**Records provided:**
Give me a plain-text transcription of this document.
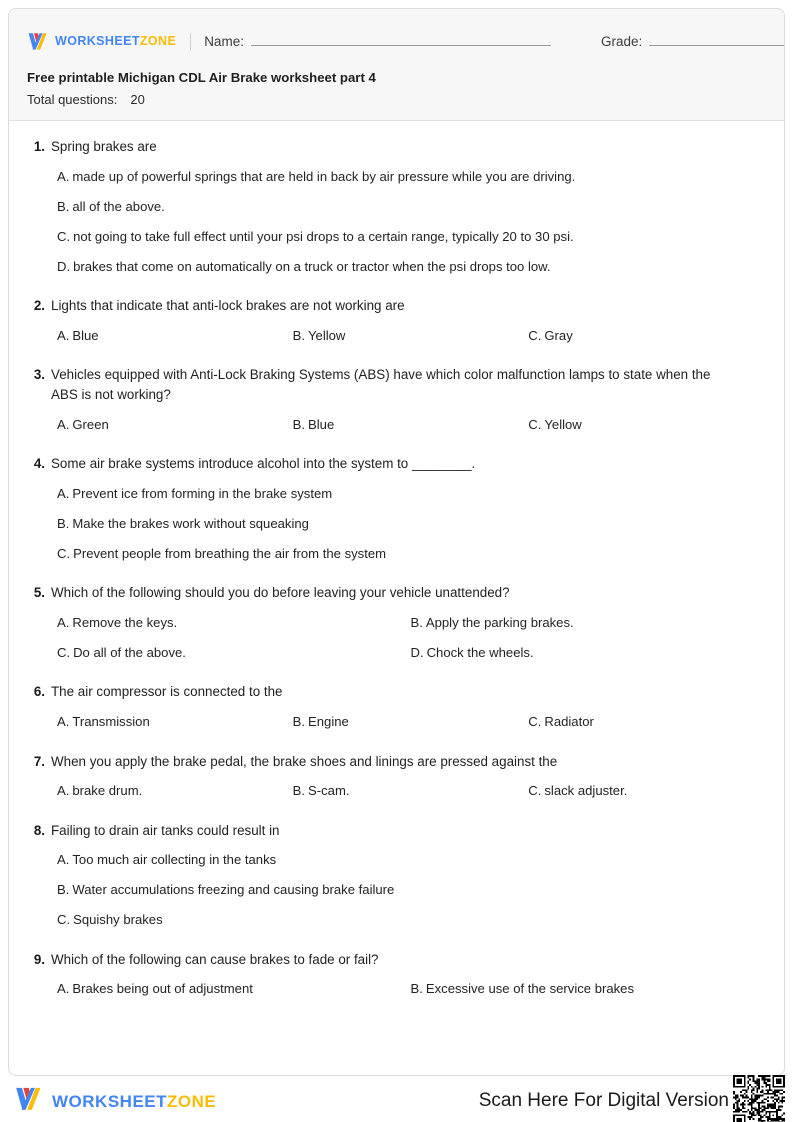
WORKSHEETZONE Name:	Grade:
Free printable Michigan CDL Air Brake worksheet part 4
Total questions: 20
1. Spring brakes are
A. made up of powerful springs that are held in back by air pressure while you are driving.
B. all of the above.
C. not going to take full effect until your psi drops to a certain range, typically 20 to 30 psi.
D. brakes that come on automatically on a truck or tractor when the psi drops too low.
2. Lights that indicate that anti-lock brakes are not working are
A. Blue	B. Yellow	C. Gray
3. Vehicles equipped with Anti-Lock Braking Systems (ABS) have which color malfunction lamps to state when the ABS is not working?
A. Green	B. Blue	C. Yellow
4. Some air brake systems introduce alcohol into the system to ________.
A. Prevent ice from forming in the brake system
B. Make the brakes work without squeaking
C. Prevent people from breathing the air from the system
5. Which of the following should you do before leaving your vehicle unattended?
A. Remove the keys.	B. Apply the parking brakes.
C. Do all of the above.	D. Chock the wheels.
6. The air compressor is connected to the
A. Transmission	B. Engine	C. Radiator
7. When you apply the brake pedal, the brake shoes and linings are pressed against the
A. brake drum.	B. S-cam.	C. slack adjuster.
8. Failing to drain air tanks could result in
A. Too much air collecting in the tanks
B. Water accumulations freezing and causing brake failure
C. Squishy brakes
9. Which of the following can cause brakes to fade or fail?
A. Brakes being out of adjustment	B. Excessive use of the service brakes
WORKSHEETZONE	Scan Here For Digital Version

**Instructions for the task:** Repeat the data exactly in full, omitting its pictures.

**Correct result:**
Give me a plain-text transcription of this document.
WORKSHEETZONE Name:	Grade:
Free printable Michigan CDL Air Brake worksheet part 4
Total questions: 20
1. Spring brakes are
A. made up of powerful springs that are held in back by air pressure while you are driving.
B. all of the above.
C. not going to take full effect until your psi drops to a certain range, typically 20 to 30 psi.
D. brakes that come on automatically on a truck or tractor when the psi drops too low.
2. Lights that indicate that anti-lock brakes are not working are
A. Blue	B. Yellow	C. Gray
3. Vehicles equipped with Anti-Lock Braking Systems (ABS) have which color malfunction lamps to state when the ABS is not working?
A. Green	B. Blue	C. Yellow
4. Some air brake systems introduce alcohol into the system to ________.
A. Prevent ice from forming in the brake system
B. Make the brakes work without squeaking
C. Prevent people from breathing the air from the system
5. Which of the following should you do before leaving your vehicle unattended?
A. Remove the keys.	B. Apply the parking brakes.
C. Do all of the above.	D. Chock the wheels.
6. The air compressor is connected to the
A. Transmission	B. Engine	C. Radiator
7. When you apply the brake pedal, the brake shoes and linings are pressed against the
A. brake drum.	B. S-cam.	C. slack adjuster.
8. Failing to drain air tanks could result in
A. Too much air collecting in the tanks
B. Water accumulations freezing and causing brake failure
C. Squishy brakes
9. Which of the following can cause brakes to fade or fail?
A. Brakes being out of adjustment	B. Excessive use of the service brakes
WORKSHEETZONE	Scan Here For Digital Version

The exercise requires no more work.